Transcribe the listing that follows in full, omitting pictures.
------ RECORDS
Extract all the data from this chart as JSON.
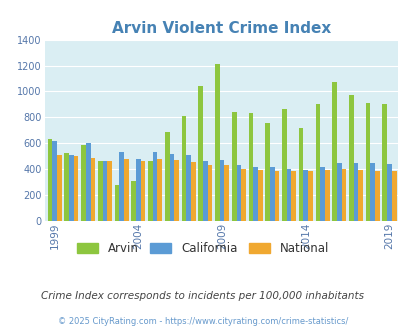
{
  "title": "Arvin Violent Crime Index",
  "subtitle": "Crime Index corresponds to incidents per 100,000 inhabitants",
  "copyright": "© 2025 CityRating.com - https://www.cityrating.com/crime-statistics/",
  "years": [
    1999,
    2000,
    2001,
    2002,
    2003,
    2004,
    2005,
    2006,
    2007,
    2008,
    2009,
    2010,
    2011,
    2012,
    2013,
    2014,
    2015,
    2016,
    2017,
    2018,
    2019
  ],
  "arvin": [
    630,
    525,
    590,
    460,
    280,
    310,
    460,
    690,
    810,
    1040,
    1210,
    845,
    835,
    755,
    865,
    720,
    900,
    1070,
    975,
    910,
    905
  ],
  "california": [
    620,
    510,
    600,
    460,
    530,
    480,
    530,
    520,
    510,
    465,
    470,
    430,
    415,
    420,
    400,
    395,
    420,
    445,
    450,
    445,
    440
  ],
  "national": [
    510,
    500,
    490,
    465,
    480,
    465,
    480,
    475,
    455,
    435,
    430,
    405,
    395,
    390,
    385,
    385,
    395,
    400,
    395,
    385,
    385
  ],
  "arvin_color": "#8dc63f",
  "california_color": "#5b9bd5",
  "national_color": "#f0a830",
  "bg_color": "#daeef3",
  "ylim": [
    0,
    1400
  ],
  "yticks": [
    0,
    200,
    400,
    600,
    800,
    1000,
    1200,
    1400
  ],
  "xtick_labels": [
    "1999",
    "2004",
    "2009",
    "2014",
    "2019"
  ],
  "xtick_year_positions": [
    1999,
    2004,
    2009,
    2014,
    2019
  ]
}
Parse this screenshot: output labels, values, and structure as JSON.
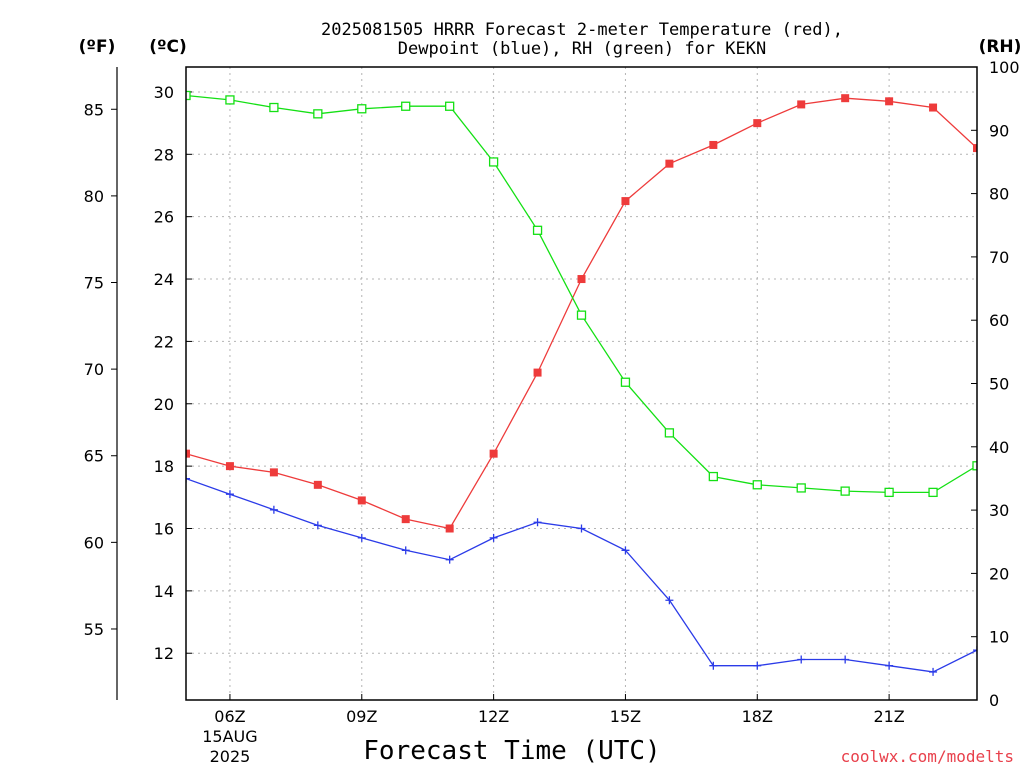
------------
TASK OUTPUT —
Extract all the data from this chart as JSON.
{
  "title": "Arvin Violent Crime Index",
  "subtitle": "Crime Index corresponds to incidents per 100,000 inhabitants",
  "copyright": "© 2025 CityRating.com - https://www.cityrating.com/crime-statistics/",
  "years": [
    1999,
    2000,
    2001,
    2002,
    2003,
    2004,
    2005,
    2006,
    2007,
    2008,
    2009,
    2010,
    2011,
    2012,
    2013,
    2014,
    2015,
    2016,
    2017,
    2018,
    2019
  ],
  "arvin": [
    630,
    525,
    590,
    460,
    280,
    310,
    460,
    690,
    810,
    1040,
    1210,
    845,
    835,
    755,
    865,
    720,
    900,
    1070,
    975,
    910,
    905
  ],
  "california": [
    620,
    510,
    600,
    460,
    530,
    480,
    530,
    520,
    510,
    465,
    470,
    430,
    415,
    420,
    400,
    395,
    420,
    445,
    450,
    445,
    440
  ],
  "national": [
    510,
    500,
    490,
    465,
    480,
    465,
    480,
    475,
    455,
    435,
    430,
    405,
    395,
    390,
    385,
    385,
    395,
    400,
    395,
    385,
    385
  ],
  "arvin_color": "#8dc63f",
  "california_color": "#5b9bd5",
  "national_color": "#f0a830",
  "bg_color": "#daeef3",
  "ylim": [
    0,
    1400
  ],
  "yticks": [
    0,
    200,
    400,
    600,
    800,
    1000,
    1200,
    1400
  ],
  "xtick_labels": [
    "1999",
    "2004",
    "2009",
    "2014",
    "2019"
  ],
  "xtick_year_positions": [
    1999,
    2004,
    2009,
    2014,
    2019
  ]
}
Parse this screenshot: output labels, values, and structure as JSON.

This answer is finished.